**Task to complete**
Count, in the entries below, the lines in which "JSON" occurs. Give the number, nothing more.

**Data for this exercise**
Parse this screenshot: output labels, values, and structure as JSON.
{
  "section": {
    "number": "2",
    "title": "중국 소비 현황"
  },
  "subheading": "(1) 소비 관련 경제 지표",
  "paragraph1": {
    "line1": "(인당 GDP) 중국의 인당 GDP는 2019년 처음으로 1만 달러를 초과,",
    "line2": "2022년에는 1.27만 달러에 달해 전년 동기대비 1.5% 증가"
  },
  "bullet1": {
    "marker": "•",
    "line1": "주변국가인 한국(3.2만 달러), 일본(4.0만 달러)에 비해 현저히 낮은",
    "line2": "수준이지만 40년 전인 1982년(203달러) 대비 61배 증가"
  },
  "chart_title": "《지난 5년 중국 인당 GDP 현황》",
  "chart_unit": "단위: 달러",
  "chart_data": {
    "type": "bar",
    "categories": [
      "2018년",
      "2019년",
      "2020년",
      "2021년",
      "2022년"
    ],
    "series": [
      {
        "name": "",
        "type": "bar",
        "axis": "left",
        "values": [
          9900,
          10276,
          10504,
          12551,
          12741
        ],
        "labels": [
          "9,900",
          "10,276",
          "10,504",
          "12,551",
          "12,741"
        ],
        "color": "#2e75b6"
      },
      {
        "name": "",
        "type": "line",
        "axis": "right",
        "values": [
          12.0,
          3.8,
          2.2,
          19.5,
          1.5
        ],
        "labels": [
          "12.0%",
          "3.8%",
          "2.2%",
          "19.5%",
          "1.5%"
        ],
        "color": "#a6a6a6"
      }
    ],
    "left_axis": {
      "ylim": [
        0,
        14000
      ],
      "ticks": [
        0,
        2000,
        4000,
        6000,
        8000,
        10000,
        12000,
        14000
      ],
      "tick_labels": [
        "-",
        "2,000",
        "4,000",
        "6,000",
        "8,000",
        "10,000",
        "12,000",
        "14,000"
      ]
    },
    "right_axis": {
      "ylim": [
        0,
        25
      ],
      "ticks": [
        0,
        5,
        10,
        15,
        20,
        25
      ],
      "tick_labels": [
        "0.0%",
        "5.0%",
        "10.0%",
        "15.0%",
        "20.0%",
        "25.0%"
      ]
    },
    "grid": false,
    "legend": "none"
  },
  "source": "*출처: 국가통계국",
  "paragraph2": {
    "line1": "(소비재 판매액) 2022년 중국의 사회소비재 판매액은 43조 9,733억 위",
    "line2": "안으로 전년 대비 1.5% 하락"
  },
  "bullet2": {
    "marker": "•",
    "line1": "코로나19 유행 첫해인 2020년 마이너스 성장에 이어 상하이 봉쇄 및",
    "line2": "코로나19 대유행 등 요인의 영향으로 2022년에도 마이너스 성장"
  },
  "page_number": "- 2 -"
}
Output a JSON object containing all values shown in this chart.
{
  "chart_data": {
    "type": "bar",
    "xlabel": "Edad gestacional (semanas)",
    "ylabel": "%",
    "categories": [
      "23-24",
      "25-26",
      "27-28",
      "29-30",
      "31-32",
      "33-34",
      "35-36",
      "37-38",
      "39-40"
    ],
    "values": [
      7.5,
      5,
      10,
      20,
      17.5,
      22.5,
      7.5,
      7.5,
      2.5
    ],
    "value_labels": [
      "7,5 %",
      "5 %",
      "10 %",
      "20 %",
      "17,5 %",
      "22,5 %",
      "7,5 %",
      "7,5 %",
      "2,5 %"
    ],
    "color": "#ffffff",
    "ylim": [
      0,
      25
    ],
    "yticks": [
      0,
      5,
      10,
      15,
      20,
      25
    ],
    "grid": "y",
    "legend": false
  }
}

**Exercise solution**
2